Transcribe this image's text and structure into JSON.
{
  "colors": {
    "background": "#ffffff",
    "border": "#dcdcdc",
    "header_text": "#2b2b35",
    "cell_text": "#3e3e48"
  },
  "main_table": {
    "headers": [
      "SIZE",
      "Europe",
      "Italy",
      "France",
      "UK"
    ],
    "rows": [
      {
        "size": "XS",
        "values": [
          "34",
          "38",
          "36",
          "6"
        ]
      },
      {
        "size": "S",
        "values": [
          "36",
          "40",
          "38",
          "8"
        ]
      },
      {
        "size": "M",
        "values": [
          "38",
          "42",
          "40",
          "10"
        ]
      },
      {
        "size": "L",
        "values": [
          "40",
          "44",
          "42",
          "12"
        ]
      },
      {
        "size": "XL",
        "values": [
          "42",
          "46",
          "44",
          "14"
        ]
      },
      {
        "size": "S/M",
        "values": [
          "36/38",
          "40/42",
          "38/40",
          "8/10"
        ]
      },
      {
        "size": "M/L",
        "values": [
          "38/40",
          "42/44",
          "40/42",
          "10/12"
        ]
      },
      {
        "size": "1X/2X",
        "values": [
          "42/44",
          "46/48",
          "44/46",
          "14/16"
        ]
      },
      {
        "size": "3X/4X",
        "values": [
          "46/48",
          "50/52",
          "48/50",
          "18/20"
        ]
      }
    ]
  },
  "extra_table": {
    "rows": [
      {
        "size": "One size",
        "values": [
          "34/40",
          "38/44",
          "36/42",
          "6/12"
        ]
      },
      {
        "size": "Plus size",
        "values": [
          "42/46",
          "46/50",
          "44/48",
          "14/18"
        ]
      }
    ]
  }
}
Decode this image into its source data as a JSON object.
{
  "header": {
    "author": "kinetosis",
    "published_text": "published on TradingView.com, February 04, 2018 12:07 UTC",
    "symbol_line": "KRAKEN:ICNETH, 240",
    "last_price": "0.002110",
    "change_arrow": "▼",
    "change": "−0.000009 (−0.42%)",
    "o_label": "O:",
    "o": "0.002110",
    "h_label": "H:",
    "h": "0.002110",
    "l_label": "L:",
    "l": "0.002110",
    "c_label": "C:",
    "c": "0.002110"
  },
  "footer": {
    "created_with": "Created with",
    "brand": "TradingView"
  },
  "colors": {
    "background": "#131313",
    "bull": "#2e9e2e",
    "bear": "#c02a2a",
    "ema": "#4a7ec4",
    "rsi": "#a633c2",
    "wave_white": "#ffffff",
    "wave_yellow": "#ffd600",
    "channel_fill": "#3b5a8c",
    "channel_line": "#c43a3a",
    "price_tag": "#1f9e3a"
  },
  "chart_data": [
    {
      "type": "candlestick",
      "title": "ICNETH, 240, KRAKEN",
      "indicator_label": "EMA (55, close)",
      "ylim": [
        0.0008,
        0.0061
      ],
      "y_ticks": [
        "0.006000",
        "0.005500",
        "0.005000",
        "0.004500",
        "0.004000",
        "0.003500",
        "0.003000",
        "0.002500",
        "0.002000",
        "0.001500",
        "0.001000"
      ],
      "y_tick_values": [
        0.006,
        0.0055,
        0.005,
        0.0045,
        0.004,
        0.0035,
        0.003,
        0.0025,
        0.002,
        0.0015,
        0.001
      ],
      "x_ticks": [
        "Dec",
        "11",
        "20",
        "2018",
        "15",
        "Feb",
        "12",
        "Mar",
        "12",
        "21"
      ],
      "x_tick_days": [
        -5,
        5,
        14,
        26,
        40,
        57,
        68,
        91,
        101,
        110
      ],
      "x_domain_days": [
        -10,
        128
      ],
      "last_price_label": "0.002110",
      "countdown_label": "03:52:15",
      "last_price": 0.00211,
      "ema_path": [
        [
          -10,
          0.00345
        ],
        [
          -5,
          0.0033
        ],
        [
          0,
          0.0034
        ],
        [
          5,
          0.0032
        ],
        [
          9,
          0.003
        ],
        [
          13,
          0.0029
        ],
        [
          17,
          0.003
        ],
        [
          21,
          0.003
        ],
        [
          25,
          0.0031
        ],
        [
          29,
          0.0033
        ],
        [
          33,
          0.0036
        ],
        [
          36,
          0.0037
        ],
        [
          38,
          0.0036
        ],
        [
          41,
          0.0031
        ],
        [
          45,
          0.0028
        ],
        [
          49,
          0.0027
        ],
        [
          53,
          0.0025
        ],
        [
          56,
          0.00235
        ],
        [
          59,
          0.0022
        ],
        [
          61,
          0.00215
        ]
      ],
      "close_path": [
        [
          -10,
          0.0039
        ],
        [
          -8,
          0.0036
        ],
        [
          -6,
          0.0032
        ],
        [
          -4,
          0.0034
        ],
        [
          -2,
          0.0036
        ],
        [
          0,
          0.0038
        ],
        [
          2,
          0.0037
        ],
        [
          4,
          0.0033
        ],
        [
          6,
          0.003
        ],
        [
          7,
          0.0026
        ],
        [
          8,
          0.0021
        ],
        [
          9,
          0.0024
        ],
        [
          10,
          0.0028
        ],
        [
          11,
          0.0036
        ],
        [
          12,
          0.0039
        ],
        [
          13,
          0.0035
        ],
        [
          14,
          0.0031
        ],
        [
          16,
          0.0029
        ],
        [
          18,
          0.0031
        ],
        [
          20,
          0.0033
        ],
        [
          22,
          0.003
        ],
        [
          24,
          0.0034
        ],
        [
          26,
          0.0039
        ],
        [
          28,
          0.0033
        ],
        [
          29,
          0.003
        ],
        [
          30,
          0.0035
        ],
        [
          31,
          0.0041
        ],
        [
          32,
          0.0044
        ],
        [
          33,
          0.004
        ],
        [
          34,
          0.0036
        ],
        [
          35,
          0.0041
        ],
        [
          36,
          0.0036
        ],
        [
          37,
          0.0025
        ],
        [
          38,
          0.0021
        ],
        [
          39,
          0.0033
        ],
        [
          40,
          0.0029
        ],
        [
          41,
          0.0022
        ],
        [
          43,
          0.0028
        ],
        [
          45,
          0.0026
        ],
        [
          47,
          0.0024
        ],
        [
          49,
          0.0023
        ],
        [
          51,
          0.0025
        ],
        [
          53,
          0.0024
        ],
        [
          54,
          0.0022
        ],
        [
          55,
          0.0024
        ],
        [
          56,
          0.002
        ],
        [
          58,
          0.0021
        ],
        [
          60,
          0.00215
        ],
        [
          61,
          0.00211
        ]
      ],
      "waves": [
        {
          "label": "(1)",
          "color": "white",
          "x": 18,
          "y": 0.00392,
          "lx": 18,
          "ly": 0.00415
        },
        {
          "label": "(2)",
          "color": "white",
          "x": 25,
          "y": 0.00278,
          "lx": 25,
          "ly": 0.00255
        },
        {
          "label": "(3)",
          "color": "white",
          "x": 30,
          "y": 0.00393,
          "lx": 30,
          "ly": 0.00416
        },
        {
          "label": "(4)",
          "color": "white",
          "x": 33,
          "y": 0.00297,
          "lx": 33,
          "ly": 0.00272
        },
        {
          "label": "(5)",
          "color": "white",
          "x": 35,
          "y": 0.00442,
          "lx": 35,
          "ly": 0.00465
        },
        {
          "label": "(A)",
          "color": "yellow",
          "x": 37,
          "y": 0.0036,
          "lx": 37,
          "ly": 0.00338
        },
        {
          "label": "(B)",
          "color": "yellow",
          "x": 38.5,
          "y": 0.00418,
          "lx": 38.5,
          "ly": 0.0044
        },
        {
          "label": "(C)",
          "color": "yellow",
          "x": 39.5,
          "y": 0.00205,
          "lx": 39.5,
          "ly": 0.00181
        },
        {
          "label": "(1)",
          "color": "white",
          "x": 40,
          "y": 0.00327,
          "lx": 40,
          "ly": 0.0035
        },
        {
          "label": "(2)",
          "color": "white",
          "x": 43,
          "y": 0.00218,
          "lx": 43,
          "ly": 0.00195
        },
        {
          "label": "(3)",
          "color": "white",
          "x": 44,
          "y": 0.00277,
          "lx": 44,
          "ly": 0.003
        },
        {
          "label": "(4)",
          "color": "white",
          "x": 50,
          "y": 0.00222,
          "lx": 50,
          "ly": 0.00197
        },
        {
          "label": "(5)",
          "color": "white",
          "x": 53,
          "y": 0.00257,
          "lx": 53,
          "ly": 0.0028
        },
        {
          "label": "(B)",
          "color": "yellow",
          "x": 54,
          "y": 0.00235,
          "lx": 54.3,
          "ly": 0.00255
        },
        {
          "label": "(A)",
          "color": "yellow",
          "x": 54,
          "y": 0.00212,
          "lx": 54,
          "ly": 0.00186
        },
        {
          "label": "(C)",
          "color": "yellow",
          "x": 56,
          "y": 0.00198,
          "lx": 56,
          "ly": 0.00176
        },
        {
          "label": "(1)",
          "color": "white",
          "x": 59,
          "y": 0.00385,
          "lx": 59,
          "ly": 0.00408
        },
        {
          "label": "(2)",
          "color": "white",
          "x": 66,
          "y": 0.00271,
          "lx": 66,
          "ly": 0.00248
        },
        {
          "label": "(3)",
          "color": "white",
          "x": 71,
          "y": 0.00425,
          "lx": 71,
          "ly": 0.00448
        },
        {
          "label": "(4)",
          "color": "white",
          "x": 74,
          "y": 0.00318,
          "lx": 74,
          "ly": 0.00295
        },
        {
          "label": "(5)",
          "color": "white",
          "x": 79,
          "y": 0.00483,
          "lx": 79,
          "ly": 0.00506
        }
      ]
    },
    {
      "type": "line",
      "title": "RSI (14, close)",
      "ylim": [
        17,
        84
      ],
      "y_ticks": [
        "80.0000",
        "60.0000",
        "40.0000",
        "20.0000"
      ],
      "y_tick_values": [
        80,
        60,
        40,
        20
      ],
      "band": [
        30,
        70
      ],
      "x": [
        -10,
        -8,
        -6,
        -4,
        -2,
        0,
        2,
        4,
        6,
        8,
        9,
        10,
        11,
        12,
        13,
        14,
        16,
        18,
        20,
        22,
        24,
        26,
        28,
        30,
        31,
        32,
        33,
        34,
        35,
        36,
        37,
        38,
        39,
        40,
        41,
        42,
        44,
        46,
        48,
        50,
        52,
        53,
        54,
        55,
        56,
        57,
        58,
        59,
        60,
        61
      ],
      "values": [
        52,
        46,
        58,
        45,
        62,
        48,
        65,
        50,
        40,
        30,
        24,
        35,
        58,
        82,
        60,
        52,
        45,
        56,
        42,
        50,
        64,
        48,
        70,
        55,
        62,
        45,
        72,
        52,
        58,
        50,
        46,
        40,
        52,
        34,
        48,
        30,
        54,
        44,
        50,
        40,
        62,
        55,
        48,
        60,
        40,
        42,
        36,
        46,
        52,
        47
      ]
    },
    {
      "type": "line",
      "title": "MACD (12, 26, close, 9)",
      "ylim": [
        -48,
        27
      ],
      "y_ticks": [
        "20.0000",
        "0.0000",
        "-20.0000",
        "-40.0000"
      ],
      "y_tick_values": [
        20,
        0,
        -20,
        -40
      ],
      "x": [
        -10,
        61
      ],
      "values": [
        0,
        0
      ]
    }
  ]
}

○ ○ ○ ○

WHAT TO PRODUCE: Copy each line that contains the word "KRAKEN".

WRITTEN ANSWER:
    "symbol_line": "KRAKEN:ICNETH, 240",
      "title": "ICNETH, 240, KRAKEN",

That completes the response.